TASK GOAL: Where does the string "gear" appear in the records? Copy every line that contains it.

RECORD EXCERPTS:
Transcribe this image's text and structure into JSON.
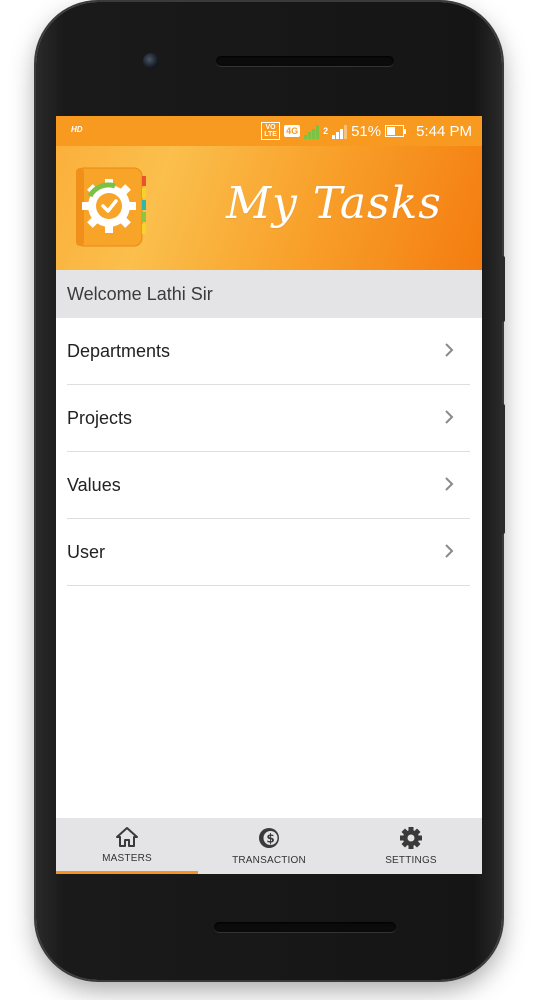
{
  "status_bar": {
    "hd": "HD",
    "volte": "VO LTE",
    "network": "4G",
    "sim2": "2",
    "battery": "51%",
    "time": "5:44 PM"
  },
  "header": {
    "title": "My Tasks",
    "logo_icon": "gear-check-notebook-icon"
  },
  "welcome": "Welcome Lathi Sir",
  "menu": [
    {
      "label": "Departments",
      "icon": "chevron-right-icon"
    },
    {
      "label": "Projects",
      "icon": "chevron-right-icon"
    },
    {
      "label": "Values",
      "icon": "chevron-right-icon"
    },
    {
      "label": "User",
      "icon": "chevron-right-icon"
    }
  ],
  "bottom_nav": [
    {
      "label": "MASTERS",
      "icon": "home-icon",
      "active": true
    },
    {
      "label": "TRANSACTION",
      "icon": "dollar-coin-icon",
      "active": false
    },
    {
      "label": "SETTINGS",
      "icon": "gear-icon",
      "active": false
    }
  ],
  "colors": {
    "accent": "#f7941d",
    "status_bar": "#f79a1f",
    "nav_bg": "#e4e4e6"
  }
}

SOLUTION BELOW:
    "logo_icon": "gear-check-notebook-icon"
      "icon": "gear-icon",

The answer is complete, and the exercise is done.